-- begin --
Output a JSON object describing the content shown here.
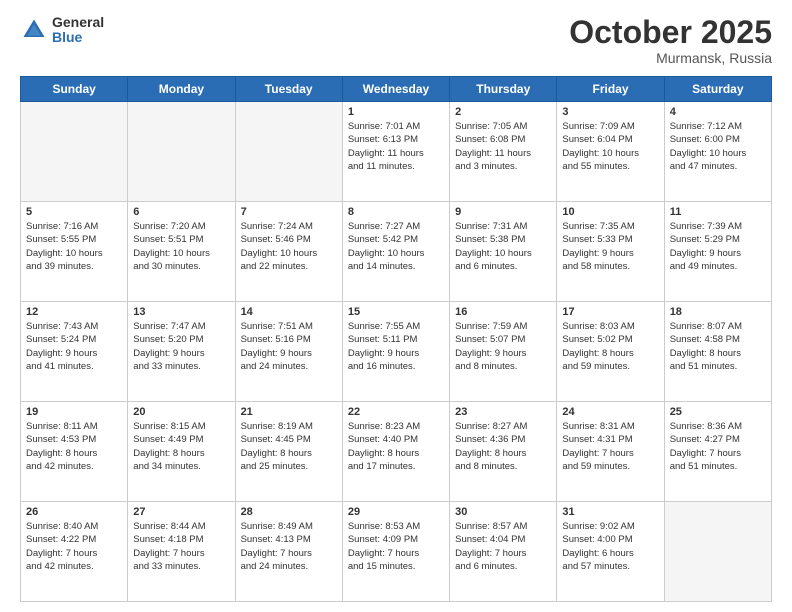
{
  "header": {
    "logo_general": "General",
    "logo_blue": "Blue",
    "month": "October 2025",
    "location": "Murmansk, Russia"
  },
  "days_of_week": [
    "Sunday",
    "Monday",
    "Tuesday",
    "Wednesday",
    "Thursday",
    "Friday",
    "Saturday"
  ],
  "weeks": [
    [
      {
        "day": "",
        "content": ""
      },
      {
        "day": "",
        "content": ""
      },
      {
        "day": "",
        "content": ""
      },
      {
        "day": "1",
        "content": "Sunrise: 7:01 AM\nSunset: 6:13 PM\nDaylight: 11 hours\nand 11 minutes."
      },
      {
        "day": "2",
        "content": "Sunrise: 7:05 AM\nSunset: 6:08 PM\nDaylight: 11 hours\nand 3 minutes."
      },
      {
        "day": "3",
        "content": "Sunrise: 7:09 AM\nSunset: 6:04 PM\nDaylight: 10 hours\nand 55 minutes."
      },
      {
        "day": "4",
        "content": "Sunrise: 7:12 AM\nSunset: 6:00 PM\nDaylight: 10 hours\nand 47 minutes."
      }
    ],
    [
      {
        "day": "5",
        "content": "Sunrise: 7:16 AM\nSunset: 5:55 PM\nDaylight: 10 hours\nand 39 minutes."
      },
      {
        "day": "6",
        "content": "Sunrise: 7:20 AM\nSunset: 5:51 PM\nDaylight: 10 hours\nand 30 minutes."
      },
      {
        "day": "7",
        "content": "Sunrise: 7:24 AM\nSunset: 5:46 PM\nDaylight: 10 hours\nand 22 minutes."
      },
      {
        "day": "8",
        "content": "Sunrise: 7:27 AM\nSunset: 5:42 PM\nDaylight: 10 hours\nand 14 minutes."
      },
      {
        "day": "9",
        "content": "Sunrise: 7:31 AM\nSunset: 5:38 PM\nDaylight: 10 hours\nand 6 minutes."
      },
      {
        "day": "10",
        "content": "Sunrise: 7:35 AM\nSunset: 5:33 PM\nDaylight: 9 hours\nand 58 minutes."
      },
      {
        "day": "11",
        "content": "Sunrise: 7:39 AM\nSunset: 5:29 PM\nDaylight: 9 hours\nand 49 minutes."
      }
    ],
    [
      {
        "day": "12",
        "content": "Sunrise: 7:43 AM\nSunset: 5:24 PM\nDaylight: 9 hours\nand 41 minutes."
      },
      {
        "day": "13",
        "content": "Sunrise: 7:47 AM\nSunset: 5:20 PM\nDaylight: 9 hours\nand 33 minutes."
      },
      {
        "day": "14",
        "content": "Sunrise: 7:51 AM\nSunset: 5:16 PM\nDaylight: 9 hours\nand 24 minutes."
      },
      {
        "day": "15",
        "content": "Sunrise: 7:55 AM\nSunset: 5:11 PM\nDaylight: 9 hours\nand 16 minutes."
      },
      {
        "day": "16",
        "content": "Sunrise: 7:59 AM\nSunset: 5:07 PM\nDaylight: 9 hours\nand 8 minutes."
      },
      {
        "day": "17",
        "content": "Sunrise: 8:03 AM\nSunset: 5:02 PM\nDaylight: 8 hours\nand 59 minutes."
      },
      {
        "day": "18",
        "content": "Sunrise: 8:07 AM\nSunset: 4:58 PM\nDaylight: 8 hours\nand 51 minutes."
      }
    ],
    [
      {
        "day": "19",
        "content": "Sunrise: 8:11 AM\nSunset: 4:53 PM\nDaylight: 8 hours\nand 42 minutes."
      },
      {
        "day": "20",
        "content": "Sunrise: 8:15 AM\nSunset: 4:49 PM\nDaylight: 8 hours\nand 34 minutes."
      },
      {
        "day": "21",
        "content": "Sunrise: 8:19 AM\nSunset: 4:45 PM\nDaylight: 8 hours\nand 25 minutes."
      },
      {
        "day": "22",
        "content": "Sunrise: 8:23 AM\nSunset: 4:40 PM\nDaylight: 8 hours\nand 17 minutes."
      },
      {
        "day": "23",
        "content": "Sunrise: 8:27 AM\nSunset: 4:36 PM\nDaylight: 8 hours\nand 8 minutes."
      },
      {
        "day": "24",
        "content": "Sunrise: 8:31 AM\nSunset: 4:31 PM\nDaylight: 7 hours\nand 59 minutes."
      },
      {
        "day": "25",
        "content": "Sunrise: 8:36 AM\nSunset: 4:27 PM\nDaylight: 7 hours\nand 51 minutes."
      }
    ],
    [
      {
        "day": "26",
        "content": "Sunrise: 8:40 AM\nSunset: 4:22 PM\nDaylight: 7 hours\nand 42 minutes."
      },
      {
        "day": "27",
        "content": "Sunrise: 8:44 AM\nSunset: 4:18 PM\nDaylight: 7 hours\nand 33 minutes."
      },
      {
        "day": "28",
        "content": "Sunrise: 8:49 AM\nSunset: 4:13 PM\nDaylight: 7 hours\nand 24 minutes."
      },
      {
        "day": "29",
        "content": "Sunrise: 8:53 AM\nSunset: 4:09 PM\nDaylight: 7 hours\nand 15 minutes."
      },
      {
        "day": "30",
        "content": "Sunrise: 8:57 AM\nSunset: 4:04 PM\nDaylight: 7 hours\nand 6 minutes."
      },
      {
        "day": "31",
        "content": "Sunrise: 9:02 AM\nSunset: 4:00 PM\nDaylight: 6 hours\nand 57 minutes."
      },
      {
        "day": "",
        "content": ""
      }
    ]
  ]
}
-- end --
→ **DIRECTION**: Give back each entry exactly as it appears, with no pictures.

→ **SOLUTION FOR THIS PROBLEM**:
Output a JSON object describing the content shown here.
{
  "header": {
    "logo_general": "General",
    "logo_blue": "Blue",
    "month": "October 2025",
    "location": "Murmansk, Russia"
  },
  "days_of_week": [
    "Sunday",
    "Monday",
    "Tuesday",
    "Wednesday",
    "Thursday",
    "Friday",
    "Saturday"
  ],
  "weeks": [
    [
      {
        "day": "",
        "content": ""
      },
      {
        "day": "",
        "content": ""
      },
      {
        "day": "",
        "content": ""
      },
      {
        "day": "1",
        "content": "Sunrise: 7:01 AM\nSunset: 6:13 PM\nDaylight: 11 hours\nand 11 minutes."
      },
      {
        "day": "2",
        "content": "Sunrise: 7:05 AM\nSunset: 6:08 PM\nDaylight: 11 hours\nand 3 minutes."
      },
      {
        "day": "3",
        "content": "Sunrise: 7:09 AM\nSunset: 6:04 PM\nDaylight: 10 hours\nand 55 minutes."
      },
      {
        "day": "4",
        "content": "Sunrise: 7:12 AM\nSunset: 6:00 PM\nDaylight: 10 hours\nand 47 minutes."
      }
    ],
    [
      {
        "day": "5",
        "content": "Sunrise: 7:16 AM\nSunset: 5:55 PM\nDaylight: 10 hours\nand 39 minutes."
      },
      {
        "day": "6",
        "content": "Sunrise: 7:20 AM\nSunset: 5:51 PM\nDaylight: 10 hours\nand 30 minutes."
      },
      {
        "day": "7",
        "content": "Sunrise: 7:24 AM\nSunset: 5:46 PM\nDaylight: 10 hours\nand 22 minutes."
      },
      {
        "day": "8",
        "content": "Sunrise: 7:27 AM\nSunset: 5:42 PM\nDaylight: 10 hours\nand 14 minutes."
      },
      {
        "day": "9",
        "content": "Sunrise: 7:31 AM\nSunset: 5:38 PM\nDaylight: 10 hours\nand 6 minutes."
      },
      {
        "day": "10",
        "content": "Sunrise: 7:35 AM\nSunset: 5:33 PM\nDaylight: 9 hours\nand 58 minutes."
      },
      {
        "day": "11",
        "content": "Sunrise: 7:39 AM\nSunset: 5:29 PM\nDaylight: 9 hours\nand 49 minutes."
      }
    ],
    [
      {
        "day": "12",
        "content": "Sunrise: 7:43 AM\nSunset: 5:24 PM\nDaylight: 9 hours\nand 41 minutes."
      },
      {
        "day": "13",
        "content": "Sunrise: 7:47 AM\nSunset: 5:20 PM\nDaylight: 9 hours\nand 33 minutes."
      },
      {
        "day": "14",
        "content": "Sunrise: 7:51 AM\nSunset: 5:16 PM\nDaylight: 9 hours\nand 24 minutes."
      },
      {
        "day": "15",
        "content": "Sunrise: 7:55 AM\nSunset: 5:11 PM\nDaylight: 9 hours\nand 16 minutes."
      },
      {
        "day": "16",
        "content": "Sunrise: 7:59 AM\nSunset: 5:07 PM\nDaylight: 9 hours\nand 8 minutes."
      },
      {
        "day": "17",
        "content": "Sunrise: 8:03 AM\nSunset: 5:02 PM\nDaylight: 8 hours\nand 59 minutes."
      },
      {
        "day": "18",
        "content": "Sunrise: 8:07 AM\nSunset: 4:58 PM\nDaylight: 8 hours\nand 51 minutes."
      }
    ],
    [
      {
        "day": "19",
        "content": "Sunrise: 8:11 AM\nSunset: 4:53 PM\nDaylight: 8 hours\nand 42 minutes."
      },
      {
        "day": "20",
        "content": "Sunrise: 8:15 AM\nSunset: 4:49 PM\nDaylight: 8 hours\nand 34 minutes."
      },
      {
        "day": "21",
        "content": "Sunrise: 8:19 AM\nSunset: 4:45 PM\nDaylight: 8 hours\nand 25 minutes."
      },
      {
        "day": "22",
        "content": "Sunrise: 8:23 AM\nSunset: 4:40 PM\nDaylight: 8 hours\nand 17 minutes."
      },
      {
        "day": "23",
        "content": "Sunrise: 8:27 AM\nSunset: 4:36 PM\nDaylight: 8 hours\nand 8 minutes."
      },
      {
        "day": "24",
        "content": "Sunrise: 8:31 AM\nSunset: 4:31 PM\nDaylight: 7 hours\nand 59 minutes."
      },
      {
        "day": "25",
        "content": "Sunrise: 8:36 AM\nSunset: 4:27 PM\nDaylight: 7 hours\nand 51 minutes."
      }
    ],
    [
      {
        "day": "26",
        "content": "Sunrise: 8:40 AM\nSunset: 4:22 PM\nDaylight: 7 hours\nand 42 minutes."
      },
      {
        "day": "27",
        "content": "Sunrise: 8:44 AM\nSunset: 4:18 PM\nDaylight: 7 hours\nand 33 minutes."
      },
      {
        "day": "28",
        "content": "Sunrise: 8:49 AM\nSunset: 4:13 PM\nDaylight: 7 hours\nand 24 minutes."
      },
      {
        "day": "29",
        "content": "Sunrise: 8:53 AM\nSunset: 4:09 PM\nDaylight: 7 hours\nand 15 minutes."
      },
      {
        "day": "30",
        "content": "Sunrise: 8:57 AM\nSunset: 4:04 PM\nDaylight: 7 hours\nand 6 minutes."
      },
      {
        "day": "31",
        "content": "Sunrise: 9:02 AM\nSunset: 4:00 PM\nDaylight: 6 hours\nand 57 minutes."
      },
      {
        "day": "",
        "content": ""
      }
    ]
  ]
}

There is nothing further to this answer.